**Exercise details**
Output each entry below as it stands, leaving out every picture.

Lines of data
>>>
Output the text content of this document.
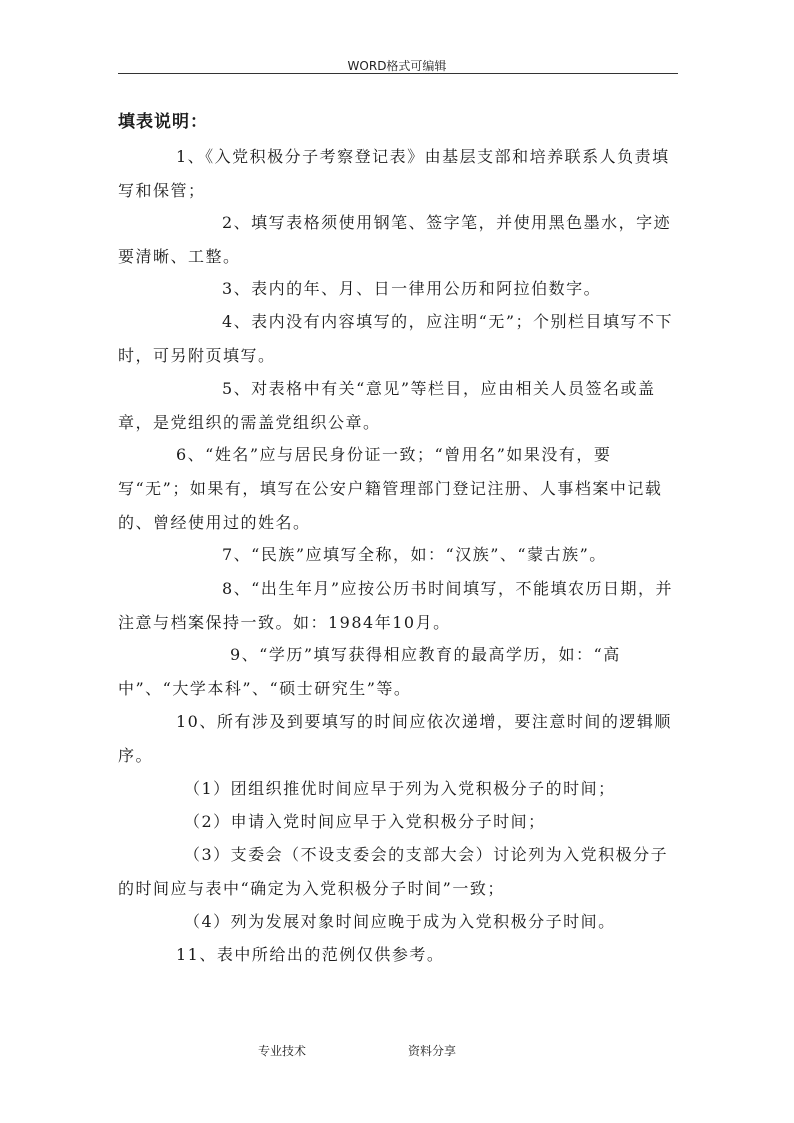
WORD格式可编辑
填表说明：

1、《入党积极分子考察登记表》由基层支部和培养联系人负责填写和保管；

2、填写表格须使用钢笔、签字笔，并使用黑色墨水，字迹要清晰、工整。

3、表内的年、月、日一律用公历和阿拉伯数字。

4、表内没有内容填写的，应注明“无”；个别栏目填写不下时，可另附页填写。

5、对表格中有关“意见”等栏目，应由相关人员签名或盖章，是党组织的需盖党组织公章。

6、“姓名”应与居民身份证一致；“曾用名”如果没有，要写“无”；如果有，填写在公安户籍管理部门登记注册、人事档案中记载的、曾经使用过的姓名。

7、“民族”应填写全称，如：“汉族”、“蒙古族”。

8、“出生年月”应按公历书时间填写，不能填农历日期，并注意与档案保持一致。如：1984年10月。

9、“学历”填写获得相应教育的最高学历，如：“高中”、“大学本科”、“硕士研究生”等。

10、所有涉及到要填写的时间应依次递增，要注意时间的逻辑顺序。

（1）团组织推优时间应早于列为入党积极分子的时间；

（2）申请入党时间应早于入党积极分子时间；

（3）支委会（不设支委会的支部大会）讨论列为入党积极分子的时间应与表中“确定为入党积极分子时间”一致；

（4）列为发展对象时间应晚于成为入党积极分子时间。

11、表中所给出的范例仅供参考。

专业技术	资料分享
<<<
**Written answer**
Output the text content of this document.
WORD格式可编辑
填表说明：

1、《入党积极分子考察登记表》由基层支部和培养联系人负责填写和保管；

2、填写表格须使用钢笔、签字笔，并使用黑色墨水，字迹要清晰、工整。

3、表内的年、月、日一律用公历和阿拉伯数字。

4、表内没有内容填写的，应注明“无”；个别栏目填写不下时，可另附页填写。

5、对表格中有关“意见”等栏目，应由相关人员签名或盖章，是党组织的需盖党组织公章。

6、“姓名”应与居民身份证一致；“曾用名”如果没有，要写“无”；如果有，填写在公安户籍管理部门登记注册、人事档案中记载的、曾经使用过的姓名。

7、“民族”应填写全称，如：“汉族”、“蒙古族”。

8、“出生年月”应按公历书时间填写，不能填农历日期，并注意与档案保持一致。如：1984年10月。

9、“学历”填写获得相应教育的最高学历，如：“高中”、“大学本科”、“硕士研究生”等。

10、所有涉及到要填写的时间应依次递增，要注意时间的逻辑顺序。

（1）团组织推优时间应早于列为入党积极分子的时间；

（2）申请入党时间应早于入党积极分子时间；

（3）支委会（不设支委会的支部大会）讨论列为入党积极分子的时间应与表中“确定为入党积极分子时间”一致；

（4）列为发展对象时间应晚于成为入党积极分子时间。

11、表中所给出的范例仅供参考。

专业技术	资料分享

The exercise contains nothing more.